Make a verbatim copy of the entries below; pictures stay out.

################

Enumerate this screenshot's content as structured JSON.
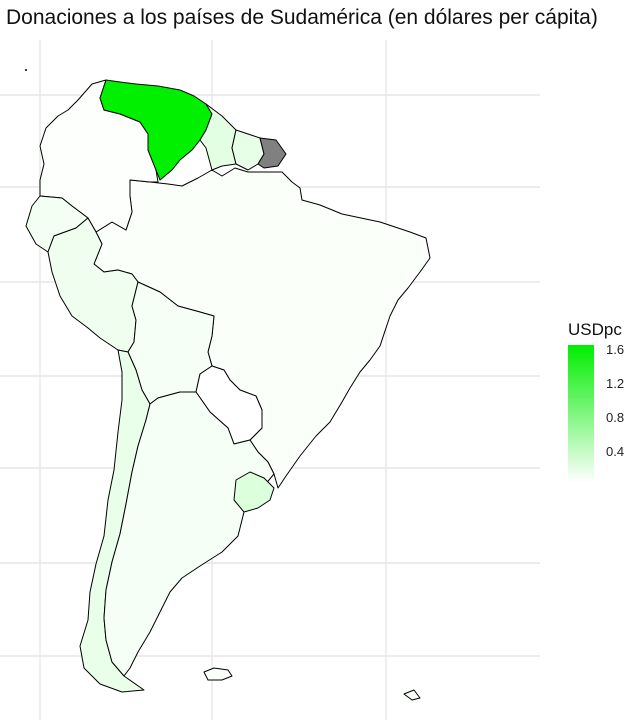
{
  "title": "Donaciones a los países de Sudamérica (en dólares per cápita)",
  "legend": {
    "title": "USDpc",
    "ticks": [
      "1.6",
      "1.2",
      "0.8",
      "0.4"
    ],
    "color_high": "#00ee00",
    "color_low": "#ffffff",
    "color_missing": "#808080"
  },
  "map": {
    "type": "choropleth",
    "region": "Sudamérica"
  }
}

################

:: CORRECT ANSWER ::
Enumerate this screenshot's content as structured JSON.
{
  "title": "Donaciones a los países de Sudamérica (en dólares per cápita)",
  "legend": {
    "title": "USDpc",
    "ticks": [
      "1.6",
      "1.2",
      "0.8",
      "0.4"
    ],
    "color_high": "#00ee00",
    "color_low": "#ffffff",
    "color_missing": "#808080"
  },
  "map": {
    "type": "choropleth",
    "region": "Sudamérica"
  }
}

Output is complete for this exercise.